* begin Source data *

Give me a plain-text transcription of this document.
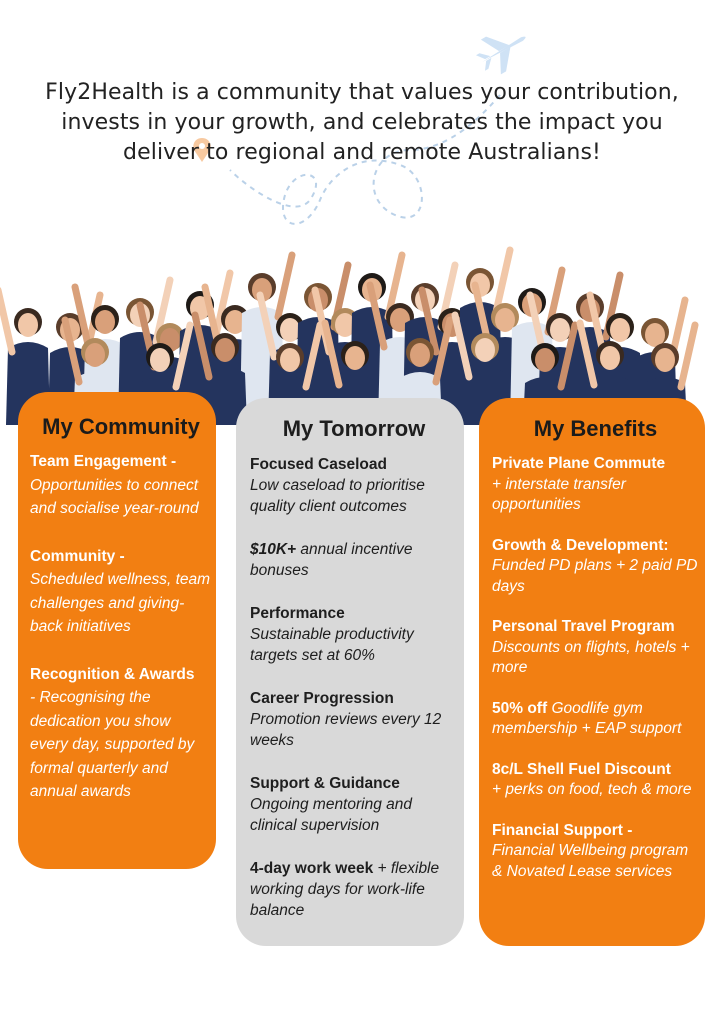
Fly2Health is a community that values your contribution, invests in your growth, and celebrates the impact you deliver to regional and remote Australians!
My Community
Team Engagement -
Opportunities to connect and socialise year-round
Community -
Scheduled wellness, team challenges and giving-back initiatives
Recognition & Awards
- Recognising the dedication you show every day, supported by formal quarterly and annual awards
My Tomorrow
Focused Caseload
Low caseload to prioritise quality client outcomes
$10K+ annual incentive bonuses
Performance
Sustainable productivity targets set at 60%
Career Progression
Promotion reviews every 12 weeks
Support & Guidance
Ongoing mentoring and clinical supervision
4-day work week + flexible working days for work-life balance
My Benefits
Private Plane Commute
+ interstate transfer opportunities
Growth & Development:
Funded PD plans + 2 paid PD days
Personal Travel Program
Discounts on flights, hotels + more
50% off Goodlife gym membership + EAP support
8c/L Shell Fuel Discount
+ perks on food, tech & more
Financial Support -
Financial Wellbeing program & Novated Lease services
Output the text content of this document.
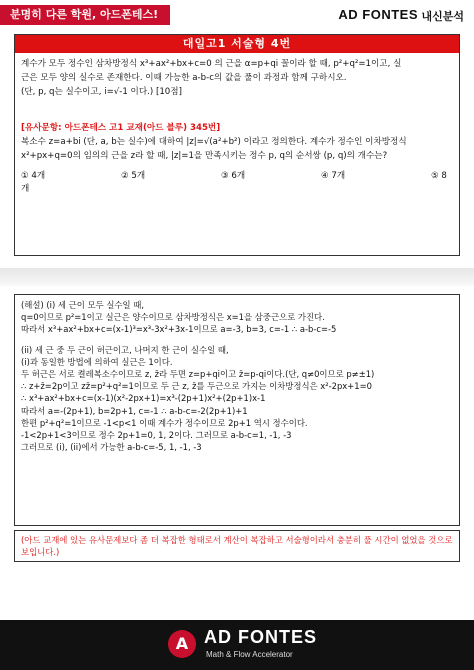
분명히 다른 학원, 아드폰테스!	AD FONTES 내신분석
대일고1 서술형 4번

계수가 모두 정수인 삼차방정식 x³+ax²+bx+c=0 의 근을 α=p+qi 꼴이라 할 때, p²+q²=1이고, 실

근은 모두 양의 실수로 존재한다. 이때 가능한 a-b-c의 값을 풀이 과정과 함께 구하시오.

(단, p, q는 실수이고, i=√-1 이다.) [10점]

[유사문항: 아드폰테스 고1 교재(아드 블루) 345번]

복소수 z=a+bi (단, a, b는 실수)에 대하여 |z|=√(a²+b²) 이라고 정의한다. 계수가 정수인 이차방정식

x²+px+q=0의 임의의 근을 z라 할 때, |z|=1을 만족시키는 정수 p, q의 순서쌍 (p, q)의 개수는?

① 4개	② 5개	③ 6개	④ 7개	⑤ 8
개

(해설) (i) 세 근이 모두 실수일 때,

q=0이므로 p²=1이고 실근은 양수이므로 삼차방정식은 x=1을 삼중근으로 가진다.

따라서 x³+ax²+bx+c=(x-1)³=x³-3x²+3x-1이므로 a=-3, b=3, c=-1 ∴ a-b-c=-5

(ii) 세 근 중 두 근이 허근이고, 나머지 한 근이 실수일 때,

(i)과 동일한 방법에 의하여 실근은 1이다.

두 허근은 서로 켤레복소수이므로 z, z̄라 두면 z=p+qi이고 z̄=p-qi이다.(단, q≠0이므로 p≠±1)

∴ z+z̄=2p이고 zz̄=p²+q²=1이므로 두 근 z, z̄를 두근으로 가지는 이차방정식은 x²-2px+1=0

∴ x³+ax²+bx+c=(x-1)(x²-2px+1)=x³-(2p+1)x²+(2p+1)x-1

따라서 a=-(2p+1), b=2p+1, c=-1 ∴ a-b-c=-2(2p+1)+1

한편 p²+q²=1이므로 -1<p<1 이때 계수가 정수이므로 2p+1 역시 정수이다.

-1<2p+1<3이므로 정수 2p+1=0, 1, 2이다. 그러므로 a-b-c=1, -1, -3

그러므로 (i), (ii)에서 가능한 a-b-c=-5, 1, -1, -3

(아드 교재에 있는 유사문제보다 좀 더 복잡한 형태로서 계산이 복잡하고 서술형이라서 충분히 풀 시간이 없었을 것으로 보입니다.)
A AD FONTES
Math & Flow Accelerator
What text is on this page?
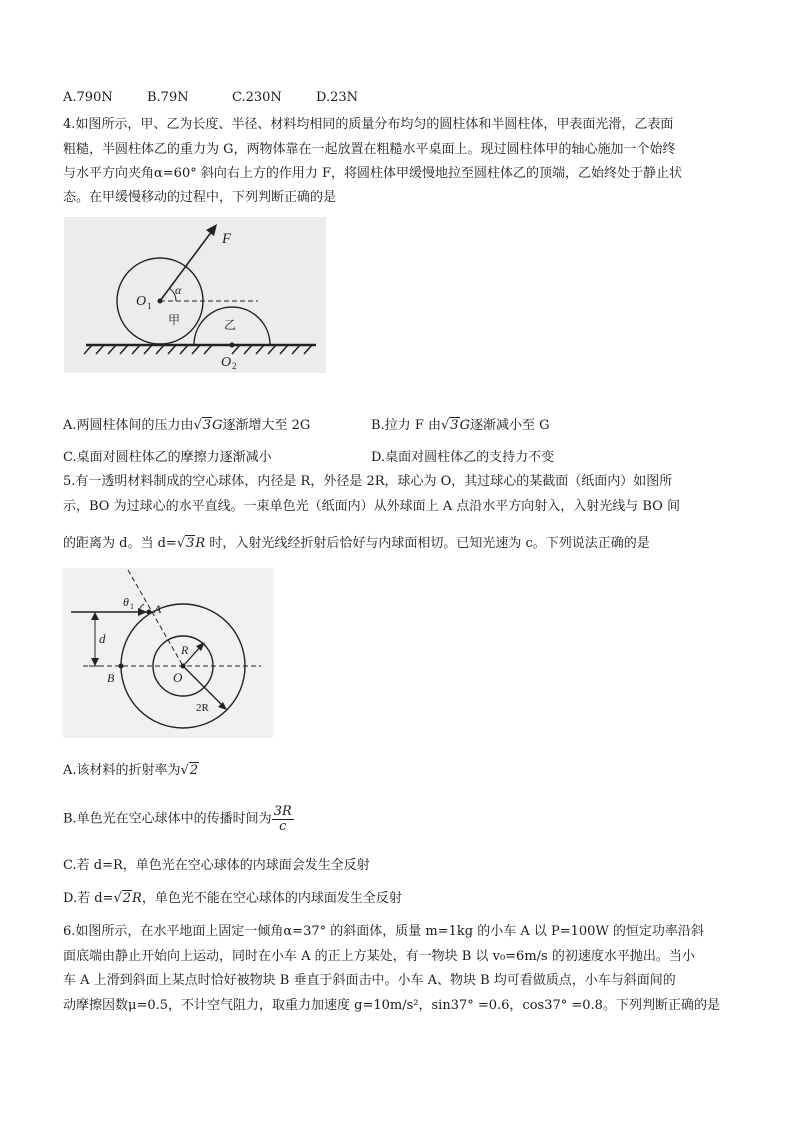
A.790N	B.79N	C.230N	D.23N
4.如图所示，甲、乙为长度、半径、材料均相同的质量分布均匀的圆柱体和半圆柱体，甲表面光滑，乙表面
粗糙，半圆柱体乙的重力为 G，两物体靠在一起放置在粗糙水平桌面上。现过圆柱体甲的轴心施加一个始终
与水平方向夹角α=60° 斜向右上方的作用力 F，将圆柱体甲缓慢地拉至圆柱体乙的顶端，乙始终处于静止状
态。在甲缓慢移动的过程中，下列判断正确的是
F
α
O 1
甲	乙
O 2
A.两圆柱体间的压力由√3G逐渐增大至 2G	B.拉力 F 由√3G逐渐减小至 G
C.桌面对圆柱体乙的摩擦力逐渐减小	D.桌面对圆柱体乙的支持力不变
5.有一透明材料制成的空心球体，内径是 R，外径是 2R，球心为 O，其过球心的某截面（纸面内）如图所
示，BO 为过球心的水平直线。一束单色光（纸面内）从外球面上 A 点沿水平方向射入，入射光线与 BO 间
的距离为 d。当 d=√3R 时，入射光线经折射后恰好与内球面相切。已知光速为 c。下列说法正确的是
θ 1 A
d
B
R
O
2R
A.该材料的折射率为√2
B.单色光在空心球体中的传播时间为 $\frac{3R}{c}$
C.若 d=R，单色光在空心球体的内球面会发生全反射
D.若 d=√2R，单色光不能在空心球体的内球面发生全反射
6.如图所示，在水平地面上固定一倾角α=37° 的斜面体，质量 m=1kg 的小车 A 以 P=100W 的恒定功率沿斜
面底端由静止开始向上运动，同时在小车 A 的正上方某处，有一物块 B 以 v₀=6m/s 的初速度水平抛出。当小
车 A 上滑到斜面上某点时恰好被物块 B 垂直于斜面击中。小车 A、物块 B 均可看做质点，小车与斜面间的
动摩擦因数μ=0.5，不计空气阻力，取重力加速度 g=10m/s²，sin37° =0.6，cos37° =0.8。下列判断正确的是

* end Source data *

## Given task
Leave the pictures out, and print every line of the listing exactly as written.

## Answer for the task
Give me a plain-text transcription of this document.
Fly2Health is a community that values your contribution, invests in your growth, and celebrates the impact you deliver to regional and remote Australians!
My Community
Team Engagement -
Opportunities to connect and socialise year-round
Community -
Scheduled wellness, team challenges and giving-back initiatives
Recognition & Awards
- Recognising the dedication you show every day, supported by formal quarterly and annual awards
My Tomorrow
Focused Caseload
Low caseload to prioritise quality client outcomes
$10K+ annual incentive bonuses
Performance
Sustainable productivity targets set at 60%
Career Progression
Promotion reviews every 12 weeks
Support & Guidance
Ongoing mentoring and clinical supervision
4-day work week + flexible working days for work-life balance
My Benefits
Private Plane Commute
+ interstate transfer opportunities
Growth & Development:
Funded PD plans + 2 paid PD days
Personal Travel Program
Discounts on flights, hotels + more
50% off Goodlife gym membership + EAP support
8c/L Shell Fuel Discount
+ perks on food, tech & more
Financial Support -
Financial Wellbeing program & Novated Lease services
Output the text content of this document.
분명히 다른 학원, 아드폰테스!	AD FONTES 내신분석
대일고1 서술형 4번

계수가 모두 정수인 삼차방정식 x³+ax²+bx+c=0 의 근을 α=p+qi 꼴이라 할 때, p²+q²=1이고, 실

근은 모두 양의 실수로 존재한다. 이때 가능한 a-b-c의 값을 풀이 과정과 함께 구하시오.

(단, p, q는 실수이고, i=√-1 이다.) [10점]

[유사문항: 아드폰테스 고1 교재(아드 블루) 345번]

복소수 z=a+bi (단, a, b는 실수)에 대하여 |z|=√(a²+b²) 이라고 정의한다. 계수가 정수인 이차방정식

x²+px+q=0의 임의의 근을 z라 할 때, |z|=1을 만족시키는 정수 p, q의 순서쌍 (p, q)의 개수는?

① 4개	② 5개	③ 6개	④ 7개	⑤ 8
개

(해설) (i) 세 근이 모두 실수일 때,

q=0이므로 p²=1이고 실근은 양수이므로 삼차방정식은 x=1을 삼중근으로 가진다.

따라서 x³+ax²+bx+c=(x-1)³=x³-3x²+3x-1이므로 a=-3, b=3, c=-1 ∴ a-b-c=-5

(ii) 세 근 중 두 근이 허근이고, 나머지 한 근이 실수일 때,

(i)과 동일한 방법에 의하여 실근은 1이다.

두 허근은 서로 켤레복소수이므로 z, z̄라 두면 z=p+qi이고 z̄=p-qi이다.(단, q≠0이므로 p≠±1)

∴ z+z̄=2p이고 zz̄=p²+q²=1이므로 두 근 z, z̄를 두근으로 가지는 이차방정식은 x²-2px+1=0

∴ x³+ax²+bx+c=(x-1)(x²-2px+1)=x³-(2p+1)x²+(2p+1)x-1

따라서 a=-(2p+1), b=2p+1, c=-1 ∴ a-b-c=-2(2p+1)+1

한편 p²+q²=1이므로 -1<p<1 이때 계수가 정수이므로 2p+1 역시 정수이다.

-1<2p+1<3이므로 정수 2p+1=0, 1, 2이다. 그러므로 a-b-c=1, -1, -3

그러므로 (i), (ii)에서 가능한 a-b-c=-5, 1, -1, -3

(아드 교재에 있는 유사문제보다 좀 더 복잡한 형태로서 계산이 복잡하고 서술형이라서 충분히 풀 시간이 없었을 것으로 보입니다.)
A AD FONTES
Math & Flow Accelerator
What text is on this page?
A.790N	B.79N	C.230N	D.23N
4.如图所示，甲、乙为长度、半径、材料均相同的质量分布均匀的圆柱体和半圆柱体，甲表面光滑，乙表面
粗糙，半圆柱体乙的重力为 G，两物体靠在一起放置在粗糙水平桌面上。现过圆柱体甲的轴心施加一个始终
与水平方向夹角α=60° 斜向右上方的作用力 F，将圆柱体甲缓慢地拉至圆柱体乙的顶端，乙始终处于静止状
态。在甲缓慢移动的过程中，下列判断正确的是
F
α
O 1
甲	乙
O 2
A.两圆柱体间的压力由√3G逐渐增大至 2G	B.拉力 F 由√3G逐渐减小至 G
C.桌面对圆柱体乙的摩擦力逐渐减小	D.桌面对圆柱体乙的支持力不变
5.有一透明材料制成的空心球体，内径是 R，外径是 2R，球心为 O，其过球心的某截面（纸面内）如图所
示，BO 为过球心的水平直线。一束单色光（纸面内）从外球面上 A 点沿水平方向射入，入射光线与 BO 间
的距离为 d。当 d=√3R 时，入射光线经折射后恰好与内球面相切。已知光速为 c。下列说法正确的是
θ 1 A
d
B
R
O
2R
A.该材料的折射率为√2
B.单色光在空心球体中的传播时间为 $\frac{3R}{c}$
C.若 d=R，单色光在空心球体的内球面会发生全反射
D.若 d=√2R，单色光不能在空心球体的内球面发生全反射
6.如图所示，在水平地面上固定一倾角α=37° 的斜面体，质量 m=1kg 的小车 A 以 P=100W 的恒定功率沿斜
面底端由静止开始向上运动，同时在小车 A 的正上方某处，有一物块 B 以 v₀=6m/s 的初速度水平抛出。当小
车 A 上滑到斜面上某点时恰好被物块 B 垂直于斜面击中。小车 A、物块 B 均可看做质点，小车与斜面间的
动摩擦因数μ=0.5，不计空气阻力，取重力加速度 g=10m/s²，sin37° =0.6，cos37° =0.8。下列判断正确的是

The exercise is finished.